Problem details:
Lines that contain the string "this" are to be copied; leave out all others.

Dataset items:
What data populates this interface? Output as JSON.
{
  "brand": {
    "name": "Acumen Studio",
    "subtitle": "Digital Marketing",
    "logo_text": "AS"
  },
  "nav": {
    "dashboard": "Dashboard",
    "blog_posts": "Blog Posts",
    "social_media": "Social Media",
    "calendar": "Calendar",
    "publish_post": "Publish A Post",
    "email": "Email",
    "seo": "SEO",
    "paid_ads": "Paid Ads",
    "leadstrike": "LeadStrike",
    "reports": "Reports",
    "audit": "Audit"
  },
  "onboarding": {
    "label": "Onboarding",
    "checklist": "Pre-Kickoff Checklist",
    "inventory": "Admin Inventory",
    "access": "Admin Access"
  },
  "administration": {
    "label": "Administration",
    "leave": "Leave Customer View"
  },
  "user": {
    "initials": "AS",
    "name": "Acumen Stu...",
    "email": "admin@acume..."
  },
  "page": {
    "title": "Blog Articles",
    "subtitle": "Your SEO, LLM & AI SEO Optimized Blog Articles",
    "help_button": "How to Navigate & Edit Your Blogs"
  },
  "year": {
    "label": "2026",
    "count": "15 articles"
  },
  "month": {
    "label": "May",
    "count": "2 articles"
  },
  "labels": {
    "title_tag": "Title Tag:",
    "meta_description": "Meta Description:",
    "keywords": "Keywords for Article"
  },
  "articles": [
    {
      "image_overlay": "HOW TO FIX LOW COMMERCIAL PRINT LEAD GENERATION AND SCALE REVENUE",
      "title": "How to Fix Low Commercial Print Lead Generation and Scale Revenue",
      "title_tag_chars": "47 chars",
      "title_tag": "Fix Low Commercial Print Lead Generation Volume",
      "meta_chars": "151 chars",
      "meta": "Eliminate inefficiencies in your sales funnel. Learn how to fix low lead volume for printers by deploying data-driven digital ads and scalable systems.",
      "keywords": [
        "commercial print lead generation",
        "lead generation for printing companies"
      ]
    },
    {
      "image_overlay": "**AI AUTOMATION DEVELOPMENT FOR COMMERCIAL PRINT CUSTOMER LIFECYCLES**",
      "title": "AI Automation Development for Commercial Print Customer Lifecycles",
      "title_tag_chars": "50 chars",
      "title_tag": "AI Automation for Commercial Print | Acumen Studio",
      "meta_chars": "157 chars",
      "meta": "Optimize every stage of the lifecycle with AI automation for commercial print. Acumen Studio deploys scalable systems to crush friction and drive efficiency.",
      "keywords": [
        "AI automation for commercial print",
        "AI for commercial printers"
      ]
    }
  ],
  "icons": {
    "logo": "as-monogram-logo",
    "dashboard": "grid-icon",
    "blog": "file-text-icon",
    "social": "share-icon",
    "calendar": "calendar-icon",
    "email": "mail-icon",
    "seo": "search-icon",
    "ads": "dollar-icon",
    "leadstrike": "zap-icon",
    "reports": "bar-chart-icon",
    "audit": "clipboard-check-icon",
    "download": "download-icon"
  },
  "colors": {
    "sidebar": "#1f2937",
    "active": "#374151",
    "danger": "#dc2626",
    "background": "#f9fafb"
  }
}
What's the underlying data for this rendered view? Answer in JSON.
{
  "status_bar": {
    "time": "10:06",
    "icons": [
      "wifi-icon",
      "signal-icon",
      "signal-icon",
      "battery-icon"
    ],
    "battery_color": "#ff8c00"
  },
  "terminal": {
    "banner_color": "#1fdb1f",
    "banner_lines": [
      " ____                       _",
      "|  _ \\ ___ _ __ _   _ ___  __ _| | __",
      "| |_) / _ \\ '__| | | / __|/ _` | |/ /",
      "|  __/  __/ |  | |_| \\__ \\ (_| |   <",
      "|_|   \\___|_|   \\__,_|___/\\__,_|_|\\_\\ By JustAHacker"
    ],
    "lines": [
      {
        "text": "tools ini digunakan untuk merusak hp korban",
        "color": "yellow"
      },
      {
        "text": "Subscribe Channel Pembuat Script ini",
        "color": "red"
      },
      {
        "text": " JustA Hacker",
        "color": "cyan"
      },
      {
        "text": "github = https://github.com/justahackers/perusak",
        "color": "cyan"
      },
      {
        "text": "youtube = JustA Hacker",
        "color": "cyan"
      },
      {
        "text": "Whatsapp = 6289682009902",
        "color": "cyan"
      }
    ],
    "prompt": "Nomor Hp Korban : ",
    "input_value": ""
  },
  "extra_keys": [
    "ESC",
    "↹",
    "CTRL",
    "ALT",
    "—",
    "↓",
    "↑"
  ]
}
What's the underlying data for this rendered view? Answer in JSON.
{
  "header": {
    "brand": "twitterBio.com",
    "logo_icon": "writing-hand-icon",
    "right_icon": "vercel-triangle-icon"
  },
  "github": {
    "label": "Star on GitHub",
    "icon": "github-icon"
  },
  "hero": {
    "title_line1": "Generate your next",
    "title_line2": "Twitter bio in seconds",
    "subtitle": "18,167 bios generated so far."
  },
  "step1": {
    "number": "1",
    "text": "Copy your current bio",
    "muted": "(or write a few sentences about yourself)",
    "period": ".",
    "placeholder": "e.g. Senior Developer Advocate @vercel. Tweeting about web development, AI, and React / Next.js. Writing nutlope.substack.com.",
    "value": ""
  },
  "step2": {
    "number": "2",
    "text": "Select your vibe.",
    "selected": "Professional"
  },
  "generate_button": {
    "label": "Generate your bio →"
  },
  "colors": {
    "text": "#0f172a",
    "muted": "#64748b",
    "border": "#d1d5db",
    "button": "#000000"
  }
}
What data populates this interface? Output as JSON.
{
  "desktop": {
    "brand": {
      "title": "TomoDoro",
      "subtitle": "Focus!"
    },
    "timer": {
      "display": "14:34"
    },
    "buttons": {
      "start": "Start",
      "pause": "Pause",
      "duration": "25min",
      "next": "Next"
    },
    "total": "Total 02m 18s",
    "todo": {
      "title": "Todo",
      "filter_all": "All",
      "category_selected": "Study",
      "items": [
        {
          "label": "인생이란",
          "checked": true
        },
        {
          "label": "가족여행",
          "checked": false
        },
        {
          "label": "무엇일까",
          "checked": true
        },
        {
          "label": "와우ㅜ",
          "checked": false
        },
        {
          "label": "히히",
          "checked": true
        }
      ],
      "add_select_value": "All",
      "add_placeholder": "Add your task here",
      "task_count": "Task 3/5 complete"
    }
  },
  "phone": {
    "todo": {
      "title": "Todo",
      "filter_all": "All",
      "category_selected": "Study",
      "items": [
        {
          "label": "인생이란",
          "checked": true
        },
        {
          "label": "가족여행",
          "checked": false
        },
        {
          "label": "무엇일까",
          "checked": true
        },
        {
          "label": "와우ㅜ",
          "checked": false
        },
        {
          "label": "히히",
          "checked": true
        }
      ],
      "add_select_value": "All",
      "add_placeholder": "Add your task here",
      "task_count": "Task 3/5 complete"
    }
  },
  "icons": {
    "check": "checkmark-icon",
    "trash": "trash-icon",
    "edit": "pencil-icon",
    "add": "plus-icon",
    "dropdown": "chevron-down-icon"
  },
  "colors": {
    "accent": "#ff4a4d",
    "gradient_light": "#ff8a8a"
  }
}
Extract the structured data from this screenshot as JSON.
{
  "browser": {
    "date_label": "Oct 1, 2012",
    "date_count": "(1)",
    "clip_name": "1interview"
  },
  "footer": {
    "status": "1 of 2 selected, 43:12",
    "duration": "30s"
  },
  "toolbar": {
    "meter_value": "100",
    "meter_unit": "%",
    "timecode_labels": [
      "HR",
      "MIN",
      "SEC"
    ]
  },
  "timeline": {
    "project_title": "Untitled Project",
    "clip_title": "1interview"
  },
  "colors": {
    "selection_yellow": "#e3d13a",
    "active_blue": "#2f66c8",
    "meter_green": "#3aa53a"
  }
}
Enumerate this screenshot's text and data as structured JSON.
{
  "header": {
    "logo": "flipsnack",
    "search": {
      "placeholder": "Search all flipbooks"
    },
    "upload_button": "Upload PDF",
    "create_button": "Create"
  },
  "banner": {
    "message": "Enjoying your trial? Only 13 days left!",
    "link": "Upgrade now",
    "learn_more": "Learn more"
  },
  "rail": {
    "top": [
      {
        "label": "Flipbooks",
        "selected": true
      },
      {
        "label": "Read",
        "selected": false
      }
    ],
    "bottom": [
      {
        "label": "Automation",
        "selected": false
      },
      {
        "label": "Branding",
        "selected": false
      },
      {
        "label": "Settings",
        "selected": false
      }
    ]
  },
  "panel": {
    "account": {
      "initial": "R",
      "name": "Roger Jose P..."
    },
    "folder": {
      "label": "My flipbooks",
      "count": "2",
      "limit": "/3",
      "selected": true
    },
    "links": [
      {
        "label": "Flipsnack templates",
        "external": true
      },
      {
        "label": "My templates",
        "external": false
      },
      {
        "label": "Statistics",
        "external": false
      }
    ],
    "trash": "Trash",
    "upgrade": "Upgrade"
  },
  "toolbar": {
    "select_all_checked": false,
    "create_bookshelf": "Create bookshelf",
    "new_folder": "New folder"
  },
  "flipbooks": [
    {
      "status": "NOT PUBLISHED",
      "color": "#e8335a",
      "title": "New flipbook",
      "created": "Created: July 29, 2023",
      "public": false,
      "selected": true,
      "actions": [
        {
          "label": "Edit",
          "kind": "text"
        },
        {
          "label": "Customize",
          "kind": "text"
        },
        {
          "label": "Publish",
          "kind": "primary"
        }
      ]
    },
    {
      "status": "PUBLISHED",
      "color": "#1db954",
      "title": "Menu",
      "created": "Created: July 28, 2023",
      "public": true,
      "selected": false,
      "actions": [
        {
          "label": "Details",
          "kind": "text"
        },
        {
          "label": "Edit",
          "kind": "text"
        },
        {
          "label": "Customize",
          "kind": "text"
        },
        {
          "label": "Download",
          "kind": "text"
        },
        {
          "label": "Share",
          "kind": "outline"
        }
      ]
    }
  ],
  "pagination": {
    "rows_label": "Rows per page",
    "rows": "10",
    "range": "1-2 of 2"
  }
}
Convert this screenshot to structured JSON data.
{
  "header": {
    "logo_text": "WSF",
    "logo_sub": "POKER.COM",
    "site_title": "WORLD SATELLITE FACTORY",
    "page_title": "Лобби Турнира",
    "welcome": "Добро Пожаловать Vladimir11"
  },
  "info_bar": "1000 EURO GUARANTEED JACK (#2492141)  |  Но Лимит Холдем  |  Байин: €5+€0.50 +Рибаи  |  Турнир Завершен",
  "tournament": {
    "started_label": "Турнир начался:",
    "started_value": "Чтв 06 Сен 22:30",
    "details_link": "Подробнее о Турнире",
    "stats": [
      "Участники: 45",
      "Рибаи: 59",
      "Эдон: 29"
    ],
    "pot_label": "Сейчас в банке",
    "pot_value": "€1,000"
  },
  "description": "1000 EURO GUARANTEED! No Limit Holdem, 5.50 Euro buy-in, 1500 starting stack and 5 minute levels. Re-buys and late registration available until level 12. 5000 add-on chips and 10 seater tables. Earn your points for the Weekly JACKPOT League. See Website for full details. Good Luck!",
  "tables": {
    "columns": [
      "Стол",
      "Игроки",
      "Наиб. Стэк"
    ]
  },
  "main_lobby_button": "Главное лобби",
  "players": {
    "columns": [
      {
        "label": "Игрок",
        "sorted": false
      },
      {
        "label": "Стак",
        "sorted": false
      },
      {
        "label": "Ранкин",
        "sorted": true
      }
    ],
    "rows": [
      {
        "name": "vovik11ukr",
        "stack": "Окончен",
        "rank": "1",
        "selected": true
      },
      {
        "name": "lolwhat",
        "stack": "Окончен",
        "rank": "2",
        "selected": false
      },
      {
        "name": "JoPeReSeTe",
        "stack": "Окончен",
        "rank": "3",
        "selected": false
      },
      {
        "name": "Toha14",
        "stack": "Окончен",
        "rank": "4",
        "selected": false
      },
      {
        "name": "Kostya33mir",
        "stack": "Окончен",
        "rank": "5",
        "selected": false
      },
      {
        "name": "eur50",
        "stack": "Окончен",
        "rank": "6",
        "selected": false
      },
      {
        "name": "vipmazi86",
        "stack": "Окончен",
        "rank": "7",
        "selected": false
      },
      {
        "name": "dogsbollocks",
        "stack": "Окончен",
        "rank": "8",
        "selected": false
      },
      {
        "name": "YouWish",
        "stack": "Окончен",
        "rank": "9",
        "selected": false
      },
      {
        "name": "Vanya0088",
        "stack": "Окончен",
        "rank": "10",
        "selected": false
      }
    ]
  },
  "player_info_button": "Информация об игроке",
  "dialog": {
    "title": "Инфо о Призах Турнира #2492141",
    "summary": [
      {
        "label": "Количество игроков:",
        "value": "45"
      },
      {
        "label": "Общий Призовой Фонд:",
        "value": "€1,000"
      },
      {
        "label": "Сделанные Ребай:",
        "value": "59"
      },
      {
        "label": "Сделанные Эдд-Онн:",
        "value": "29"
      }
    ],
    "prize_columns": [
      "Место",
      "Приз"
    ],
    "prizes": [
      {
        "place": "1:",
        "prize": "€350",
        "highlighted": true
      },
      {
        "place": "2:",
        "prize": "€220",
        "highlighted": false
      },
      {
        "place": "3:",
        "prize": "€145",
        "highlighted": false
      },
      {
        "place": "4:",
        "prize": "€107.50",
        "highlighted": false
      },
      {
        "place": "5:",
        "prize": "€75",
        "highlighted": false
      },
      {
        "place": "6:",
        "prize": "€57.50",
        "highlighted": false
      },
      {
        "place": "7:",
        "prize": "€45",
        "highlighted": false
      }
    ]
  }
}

The answer:
What data populates this interface? Output as JSON.
What's the underlying data for this rendered view? Answer in JSON.
What's the underlying data for this rendered view? Answer in JSON.
What data populates this interface? Output as JSON.
Extract the structured data from this screenshot as JSON.
Enumerate this screenshot's text and data as structured JSON.
Convert this screenshot to structured JSON data.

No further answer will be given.